Exercise aim :: Reproduce every line of the listing below character for character.

==== Record extracts

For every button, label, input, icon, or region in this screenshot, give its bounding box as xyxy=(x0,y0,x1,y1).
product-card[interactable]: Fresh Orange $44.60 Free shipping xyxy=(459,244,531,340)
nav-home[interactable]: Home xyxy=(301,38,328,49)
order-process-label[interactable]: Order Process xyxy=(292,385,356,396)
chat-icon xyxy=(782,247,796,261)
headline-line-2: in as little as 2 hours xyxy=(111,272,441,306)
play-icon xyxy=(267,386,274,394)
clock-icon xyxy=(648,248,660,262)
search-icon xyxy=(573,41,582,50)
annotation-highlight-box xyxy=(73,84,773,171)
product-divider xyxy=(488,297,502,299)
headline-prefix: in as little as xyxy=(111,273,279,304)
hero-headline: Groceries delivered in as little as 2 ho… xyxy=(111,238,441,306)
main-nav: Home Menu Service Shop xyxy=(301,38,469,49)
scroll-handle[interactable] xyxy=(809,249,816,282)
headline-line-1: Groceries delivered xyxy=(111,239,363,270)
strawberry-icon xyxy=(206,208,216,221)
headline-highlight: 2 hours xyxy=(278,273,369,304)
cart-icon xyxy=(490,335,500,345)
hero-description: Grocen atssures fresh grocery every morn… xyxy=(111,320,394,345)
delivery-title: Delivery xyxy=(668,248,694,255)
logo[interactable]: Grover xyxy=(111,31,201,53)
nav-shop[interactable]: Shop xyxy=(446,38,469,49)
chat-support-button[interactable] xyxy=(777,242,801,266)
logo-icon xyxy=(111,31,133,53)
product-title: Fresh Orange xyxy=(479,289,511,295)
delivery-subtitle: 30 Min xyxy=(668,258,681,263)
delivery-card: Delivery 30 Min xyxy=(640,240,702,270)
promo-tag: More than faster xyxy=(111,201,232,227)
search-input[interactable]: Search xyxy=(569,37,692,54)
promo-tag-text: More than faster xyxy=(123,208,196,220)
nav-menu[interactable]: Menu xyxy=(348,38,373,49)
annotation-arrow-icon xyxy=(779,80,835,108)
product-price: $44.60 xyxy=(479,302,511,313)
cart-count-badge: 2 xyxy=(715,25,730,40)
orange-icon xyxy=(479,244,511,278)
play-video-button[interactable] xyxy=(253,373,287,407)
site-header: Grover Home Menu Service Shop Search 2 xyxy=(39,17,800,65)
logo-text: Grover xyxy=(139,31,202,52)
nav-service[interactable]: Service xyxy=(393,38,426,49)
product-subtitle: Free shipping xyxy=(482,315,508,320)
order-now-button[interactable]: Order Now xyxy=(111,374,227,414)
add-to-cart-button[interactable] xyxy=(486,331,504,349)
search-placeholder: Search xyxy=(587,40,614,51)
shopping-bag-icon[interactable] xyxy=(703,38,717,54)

========

Result of this exercise ::
For every button, label, input, icon, or region in this screenshot, give its bounding box as xyxy=(x0,y0,x1,y1).
product-card[interactable]: Fresh Orange $44.60 Free shipping xyxy=(459,244,531,340)
nav-home[interactable]: Home xyxy=(301,38,328,49)
order-process-label[interactable]: Order Process xyxy=(292,385,356,396)
chat-icon xyxy=(782,247,796,261)
headline-line-2: in as little as 2 hours xyxy=(111,272,441,306)
play-icon xyxy=(267,386,274,394)
clock-icon xyxy=(648,248,660,262)
search-icon xyxy=(573,41,582,50)
annotation-highlight-box xyxy=(73,84,773,171)
product-divider xyxy=(488,297,502,299)
headline-prefix: in as little as xyxy=(111,273,279,304)
hero-headline: Groceries delivered in as little as 2 ho… xyxy=(111,238,441,306)
main-nav: Home Menu Service Shop xyxy=(301,38,469,49)
scroll-handle[interactable] xyxy=(809,249,816,282)
headline-line-1: Groceries delivered xyxy=(111,239,363,270)
strawberry-icon xyxy=(206,208,216,221)
headline-highlight: 2 hours xyxy=(278,273,369,304)
cart-icon xyxy=(490,335,500,345)
hero-description: Grocen atssures fresh grocery every morn… xyxy=(111,320,394,345)
delivery-title: Delivery xyxy=(668,248,694,255)
logo[interactable]: Grover xyxy=(111,31,201,53)
nav-shop[interactable]: Shop xyxy=(446,38,469,49)
chat-support-button[interactable] xyxy=(777,242,801,266)
logo-icon xyxy=(111,31,133,53)
product-title: Fresh Orange xyxy=(479,289,511,295)
delivery-subtitle: 30 Min xyxy=(668,258,681,263)
delivery-card: Delivery 30 Min xyxy=(640,240,702,270)
promo-tag: More than faster xyxy=(111,201,232,227)
search-input[interactable]: Search xyxy=(569,37,692,54)
promo-tag-text: More than faster xyxy=(123,208,196,220)
nav-menu[interactable]: Menu xyxy=(348,38,373,49)
annotation-arrow-icon xyxy=(779,80,835,108)
product-price: $44.60 xyxy=(479,302,511,313)
cart-count-badge: 2 xyxy=(715,25,730,40)
orange-icon xyxy=(479,244,511,278)
play-video-button[interactable] xyxy=(253,373,287,407)
site-header: Grover Home Menu Service Shop Search 2 xyxy=(39,17,800,65)
logo-text: Grover xyxy=(139,31,202,52)
nav-service[interactable]: Service xyxy=(393,38,426,49)
product-subtitle: Free shipping xyxy=(482,315,508,320)
order-now-button[interactable]: Order Now xyxy=(111,374,227,414)
add-to-cart-button[interactable] xyxy=(486,331,504,349)
search-placeholder: Search xyxy=(587,40,614,51)
shopping-bag-icon[interactable] xyxy=(703,38,717,54)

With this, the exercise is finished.